● DATA SHOWN
════════

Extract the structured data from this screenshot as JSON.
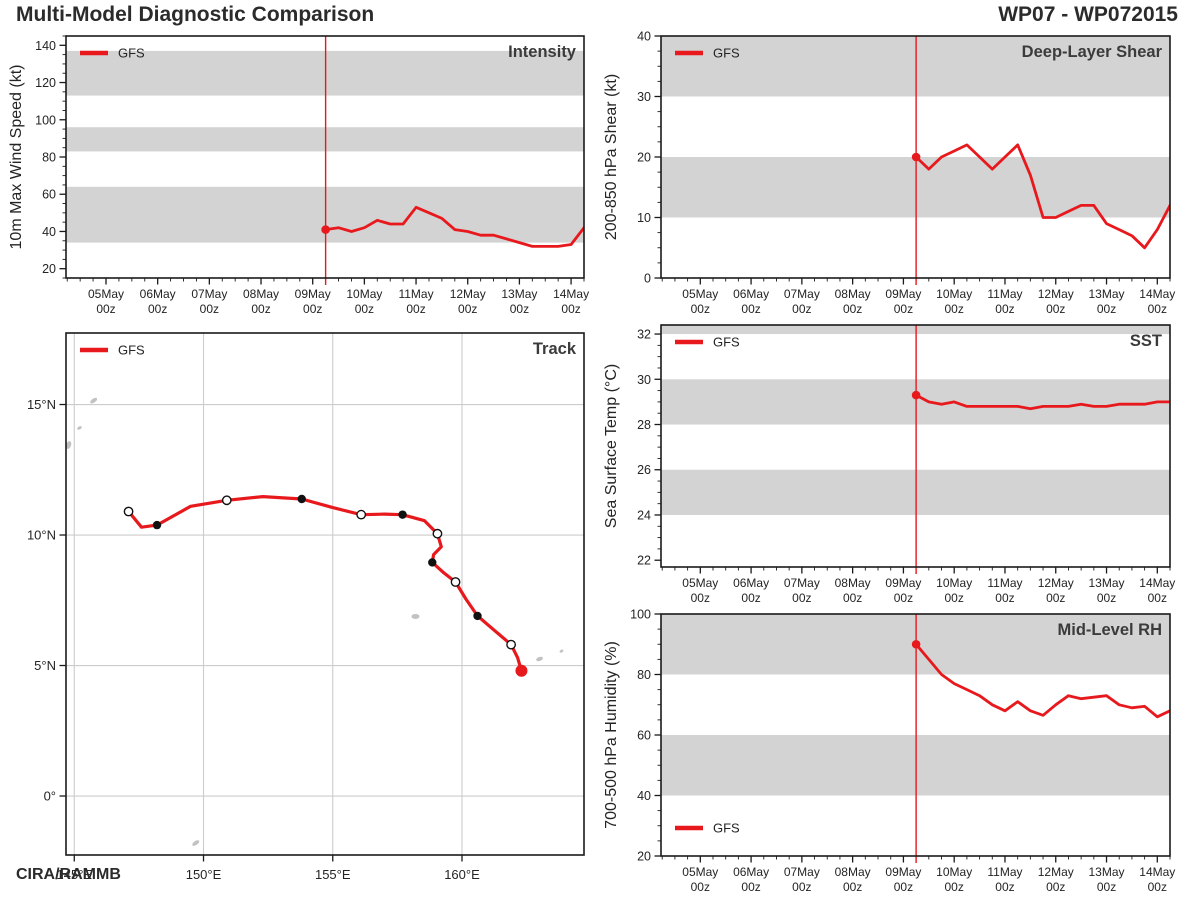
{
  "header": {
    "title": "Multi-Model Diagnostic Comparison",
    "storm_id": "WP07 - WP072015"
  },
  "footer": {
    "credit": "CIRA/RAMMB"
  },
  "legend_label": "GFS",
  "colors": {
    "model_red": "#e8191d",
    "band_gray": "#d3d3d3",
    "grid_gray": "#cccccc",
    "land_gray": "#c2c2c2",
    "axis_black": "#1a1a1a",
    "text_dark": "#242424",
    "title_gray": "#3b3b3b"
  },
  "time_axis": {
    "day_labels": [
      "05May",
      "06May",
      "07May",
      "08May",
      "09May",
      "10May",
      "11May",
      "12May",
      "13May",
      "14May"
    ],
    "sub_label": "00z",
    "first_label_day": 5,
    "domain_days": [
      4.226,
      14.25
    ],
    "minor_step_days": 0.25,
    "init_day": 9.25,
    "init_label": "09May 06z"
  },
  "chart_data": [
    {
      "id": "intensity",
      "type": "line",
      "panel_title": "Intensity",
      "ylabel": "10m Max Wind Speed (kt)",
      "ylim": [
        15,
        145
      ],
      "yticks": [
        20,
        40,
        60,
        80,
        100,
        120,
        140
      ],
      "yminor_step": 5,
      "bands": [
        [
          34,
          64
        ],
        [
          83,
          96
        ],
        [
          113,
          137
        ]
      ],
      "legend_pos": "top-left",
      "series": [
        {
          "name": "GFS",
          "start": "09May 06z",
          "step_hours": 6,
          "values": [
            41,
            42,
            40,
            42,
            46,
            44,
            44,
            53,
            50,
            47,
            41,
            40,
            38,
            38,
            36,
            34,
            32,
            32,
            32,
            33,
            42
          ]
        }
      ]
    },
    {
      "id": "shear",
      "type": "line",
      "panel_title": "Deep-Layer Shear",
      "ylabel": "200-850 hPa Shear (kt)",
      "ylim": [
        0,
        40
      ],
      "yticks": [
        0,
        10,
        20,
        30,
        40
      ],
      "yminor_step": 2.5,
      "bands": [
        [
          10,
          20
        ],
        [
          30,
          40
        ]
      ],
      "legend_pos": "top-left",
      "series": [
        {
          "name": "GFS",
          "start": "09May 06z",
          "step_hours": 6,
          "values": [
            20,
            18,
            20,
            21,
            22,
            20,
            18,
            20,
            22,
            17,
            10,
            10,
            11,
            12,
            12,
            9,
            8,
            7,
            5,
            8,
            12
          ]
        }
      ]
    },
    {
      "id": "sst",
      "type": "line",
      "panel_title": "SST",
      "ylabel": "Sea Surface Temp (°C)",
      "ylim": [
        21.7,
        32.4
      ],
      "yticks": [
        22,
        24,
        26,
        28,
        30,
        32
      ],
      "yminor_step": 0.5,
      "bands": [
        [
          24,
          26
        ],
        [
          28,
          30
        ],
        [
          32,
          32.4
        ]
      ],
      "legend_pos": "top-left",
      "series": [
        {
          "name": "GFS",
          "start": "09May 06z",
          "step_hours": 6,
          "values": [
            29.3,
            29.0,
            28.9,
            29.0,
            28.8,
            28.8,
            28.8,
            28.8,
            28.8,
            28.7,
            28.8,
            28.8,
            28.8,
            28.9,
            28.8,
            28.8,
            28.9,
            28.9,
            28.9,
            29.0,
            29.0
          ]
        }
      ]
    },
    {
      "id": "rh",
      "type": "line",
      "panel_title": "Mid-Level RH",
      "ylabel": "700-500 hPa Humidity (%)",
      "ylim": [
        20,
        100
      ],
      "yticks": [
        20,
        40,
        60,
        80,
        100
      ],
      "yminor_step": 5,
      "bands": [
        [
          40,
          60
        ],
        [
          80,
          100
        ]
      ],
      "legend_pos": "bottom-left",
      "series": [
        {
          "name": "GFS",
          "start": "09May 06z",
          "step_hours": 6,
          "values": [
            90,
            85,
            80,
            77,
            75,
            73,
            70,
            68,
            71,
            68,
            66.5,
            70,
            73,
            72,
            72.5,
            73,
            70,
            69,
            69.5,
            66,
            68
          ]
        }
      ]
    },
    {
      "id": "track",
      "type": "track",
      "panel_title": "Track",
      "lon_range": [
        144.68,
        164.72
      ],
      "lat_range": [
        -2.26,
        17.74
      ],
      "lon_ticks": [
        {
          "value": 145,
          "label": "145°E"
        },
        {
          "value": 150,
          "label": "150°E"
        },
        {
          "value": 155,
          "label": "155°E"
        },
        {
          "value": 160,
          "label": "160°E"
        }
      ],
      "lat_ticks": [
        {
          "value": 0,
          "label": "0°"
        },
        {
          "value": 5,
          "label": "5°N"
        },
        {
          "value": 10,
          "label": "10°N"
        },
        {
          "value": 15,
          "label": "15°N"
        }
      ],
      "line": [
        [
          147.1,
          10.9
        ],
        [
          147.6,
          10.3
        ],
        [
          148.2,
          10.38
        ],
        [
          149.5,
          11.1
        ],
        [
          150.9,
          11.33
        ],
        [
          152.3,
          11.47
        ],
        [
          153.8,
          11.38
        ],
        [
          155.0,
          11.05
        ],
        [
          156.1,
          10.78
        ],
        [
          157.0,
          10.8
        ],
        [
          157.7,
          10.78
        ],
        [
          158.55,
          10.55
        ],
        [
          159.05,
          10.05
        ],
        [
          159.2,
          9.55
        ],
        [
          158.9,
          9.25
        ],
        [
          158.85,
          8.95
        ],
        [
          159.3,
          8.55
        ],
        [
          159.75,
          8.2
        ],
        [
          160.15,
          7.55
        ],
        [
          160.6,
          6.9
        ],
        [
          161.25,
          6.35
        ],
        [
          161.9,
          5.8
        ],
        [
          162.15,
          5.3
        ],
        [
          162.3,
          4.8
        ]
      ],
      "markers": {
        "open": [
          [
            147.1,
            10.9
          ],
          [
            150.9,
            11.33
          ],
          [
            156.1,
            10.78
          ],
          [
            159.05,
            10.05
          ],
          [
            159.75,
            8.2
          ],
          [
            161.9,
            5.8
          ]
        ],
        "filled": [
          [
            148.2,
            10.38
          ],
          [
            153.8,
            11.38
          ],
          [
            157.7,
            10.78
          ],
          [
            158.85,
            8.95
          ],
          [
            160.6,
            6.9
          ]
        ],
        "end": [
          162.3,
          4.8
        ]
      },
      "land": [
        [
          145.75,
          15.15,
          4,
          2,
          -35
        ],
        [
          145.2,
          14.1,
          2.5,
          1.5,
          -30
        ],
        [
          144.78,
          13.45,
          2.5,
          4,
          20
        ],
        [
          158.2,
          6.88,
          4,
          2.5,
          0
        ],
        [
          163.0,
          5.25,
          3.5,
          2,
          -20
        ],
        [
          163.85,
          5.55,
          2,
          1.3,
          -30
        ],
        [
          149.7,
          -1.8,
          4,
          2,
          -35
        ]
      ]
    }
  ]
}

════════

● EXERCISE GOAL
Repeat all of the entries word for word, but omit the pictures.

● ANSWER FOR THIS EXERCISE
Extract the structured data from this screenshot as JSON.
{
  "header": {
    "title": "Multi-Model Diagnostic Comparison",
    "storm_id": "WP07 - WP072015"
  },
  "footer": {
    "credit": "CIRA/RAMMB"
  },
  "legend_label": "GFS",
  "colors": {
    "model_red": "#e8191d",
    "band_gray": "#d3d3d3",
    "grid_gray": "#cccccc",
    "land_gray": "#c2c2c2",
    "axis_black": "#1a1a1a",
    "text_dark": "#242424",
    "title_gray": "#3b3b3b"
  },
  "time_axis": {
    "day_labels": [
      "05May",
      "06May",
      "07May",
      "08May",
      "09May",
      "10May",
      "11May",
      "12May",
      "13May",
      "14May"
    ],
    "sub_label": "00z",
    "first_label_day": 5,
    "domain_days": [
      4.226,
      14.25
    ],
    "minor_step_days": 0.25,
    "init_day": 9.25,
    "init_label": "09May 06z"
  },
  "chart_data": [
    {
      "id": "intensity",
      "type": "line",
      "panel_title": "Intensity",
      "ylabel": "10m Max Wind Speed (kt)",
      "ylim": [
        15,
        145
      ],
      "yticks": [
        20,
        40,
        60,
        80,
        100,
        120,
        140
      ],
      "yminor_step": 5,
      "bands": [
        [
          34,
          64
        ],
        [
          83,
          96
        ],
        [
          113,
          137
        ]
      ],
      "legend_pos": "top-left",
      "series": [
        {
          "name": "GFS",
          "start": "09May 06z",
          "step_hours": 6,
          "values": [
            41,
            42,
            40,
            42,
            46,
            44,
            44,
            53,
            50,
            47,
            41,
            40,
            38,
            38,
            36,
            34,
            32,
            32,
            32,
            33,
            42
          ]
        }
      ]
    },
    {
      "id": "shear",
      "type": "line",
      "panel_title": "Deep-Layer Shear",
      "ylabel": "200-850 hPa Shear (kt)",
      "ylim": [
        0,
        40
      ],
      "yticks": [
        0,
        10,
        20,
        30,
        40
      ],
      "yminor_step": 2.5,
      "bands": [
        [
          10,
          20
        ],
        [
          30,
          40
        ]
      ],
      "legend_pos": "top-left",
      "series": [
        {
          "name": "GFS",
          "start": "09May 06z",
          "step_hours": 6,
          "values": [
            20,
            18,
            20,
            21,
            22,
            20,
            18,
            20,
            22,
            17,
            10,
            10,
            11,
            12,
            12,
            9,
            8,
            7,
            5,
            8,
            12
          ]
        }
      ]
    },
    {
      "id": "sst",
      "type": "line",
      "panel_title": "SST",
      "ylabel": "Sea Surface Temp (°C)",
      "ylim": [
        21.7,
        32.4
      ],
      "yticks": [
        22,
        24,
        26,
        28,
        30,
        32
      ],
      "yminor_step": 0.5,
      "bands": [
        [
          24,
          26
        ],
        [
          28,
          30
        ],
        [
          32,
          32.4
        ]
      ],
      "legend_pos": "top-left",
      "series": [
        {
          "name": "GFS",
          "start": "09May 06z",
          "step_hours": 6,
          "values": [
            29.3,
            29.0,
            28.9,
            29.0,
            28.8,
            28.8,
            28.8,
            28.8,
            28.8,
            28.7,
            28.8,
            28.8,
            28.8,
            28.9,
            28.8,
            28.8,
            28.9,
            28.9,
            28.9,
            29.0,
            29.0
          ]
        }
      ]
    },
    {
      "id": "rh",
      "type": "line",
      "panel_title": "Mid-Level RH",
      "ylabel": "700-500 hPa Humidity (%)",
      "ylim": [
        20,
        100
      ],
      "yticks": [
        20,
        40,
        60,
        80,
        100
      ],
      "yminor_step": 5,
      "bands": [
        [
          40,
          60
        ],
        [
          80,
          100
        ]
      ],
      "legend_pos": "bottom-left",
      "series": [
        {
          "name": "GFS",
          "start": "09May 06z",
          "step_hours": 6,
          "values": [
            90,
            85,
            80,
            77,
            75,
            73,
            70,
            68,
            71,
            68,
            66.5,
            70,
            73,
            72,
            72.5,
            73,
            70,
            69,
            69.5,
            66,
            68
          ]
        }
      ]
    },
    {
      "id": "track",
      "type": "track",
      "panel_title": "Track",
      "lon_range": [
        144.68,
        164.72
      ],
      "lat_range": [
        -2.26,
        17.74
      ],
      "lon_ticks": [
        {
          "value": 145,
          "label": "145°E"
        },
        {
          "value": 150,
          "label": "150°E"
        },
        {
          "value": 155,
          "label": "155°E"
        },
        {
          "value": 160,
          "label": "160°E"
        }
      ],
      "lat_ticks": [
        {
          "value": 0,
          "label": "0°"
        },
        {
          "value": 5,
          "label": "5°N"
        },
        {
          "value": 10,
          "label": "10°N"
        },
        {
          "value": 15,
          "label": "15°N"
        }
      ],
      "line": [
        [
          147.1,
          10.9
        ],
        [
          147.6,
          10.3
        ],
        [
          148.2,
          10.38
        ],
        [
          149.5,
          11.1
        ],
        [
          150.9,
          11.33
        ],
        [
          152.3,
          11.47
        ],
        [
          153.8,
          11.38
        ],
        [
          155.0,
          11.05
        ],
        [
          156.1,
          10.78
        ],
        [
          157.0,
          10.8
        ],
        [
          157.7,
          10.78
        ],
        [
          158.55,
          10.55
        ],
        [
          159.05,
          10.05
        ],
        [
          159.2,
          9.55
        ],
        [
          158.9,
          9.25
        ],
        [
          158.85,
          8.95
        ],
        [
          159.3,
          8.55
        ],
        [
          159.75,
          8.2
        ],
        [
          160.15,
          7.55
        ],
        [
          160.6,
          6.9
        ],
        [
          161.25,
          6.35
        ],
        [
          161.9,
          5.8
        ],
        [
          162.15,
          5.3
        ],
        [
          162.3,
          4.8
        ]
      ],
      "markers": {
        "open": [
          [
            147.1,
            10.9
          ],
          [
            150.9,
            11.33
          ],
          [
            156.1,
            10.78
          ],
          [
            159.05,
            10.05
          ],
          [
            159.75,
            8.2
          ],
          [
            161.9,
            5.8
          ]
        ],
        "filled": [
          [
            148.2,
            10.38
          ],
          [
            153.8,
            11.38
          ],
          [
            157.7,
            10.78
          ],
          [
            158.85,
            8.95
          ],
          [
            160.6,
            6.9
          ]
        ],
        "end": [
          162.3,
          4.8
        ]
      },
      "land": [
        [
          145.75,
          15.15,
          4,
          2,
          -35
        ],
        [
          145.2,
          14.1,
          2.5,
          1.5,
          -30
        ],
        [
          144.78,
          13.45,
          2.5,
          4,
          20
        ],
        [
          158.2,
          6.88,
          4,
          2.5,
          0
        ],
        [
          163.0,
          5.25,
          3.5,
          2,
          -20
        ],
        [
          163.85,
          5.55,
          2,
          1.3,
          -30
        ],
        [
          149.7,
          -1.8,
          4,
          2,
          -35
        ]
      ]
    }
  ]
}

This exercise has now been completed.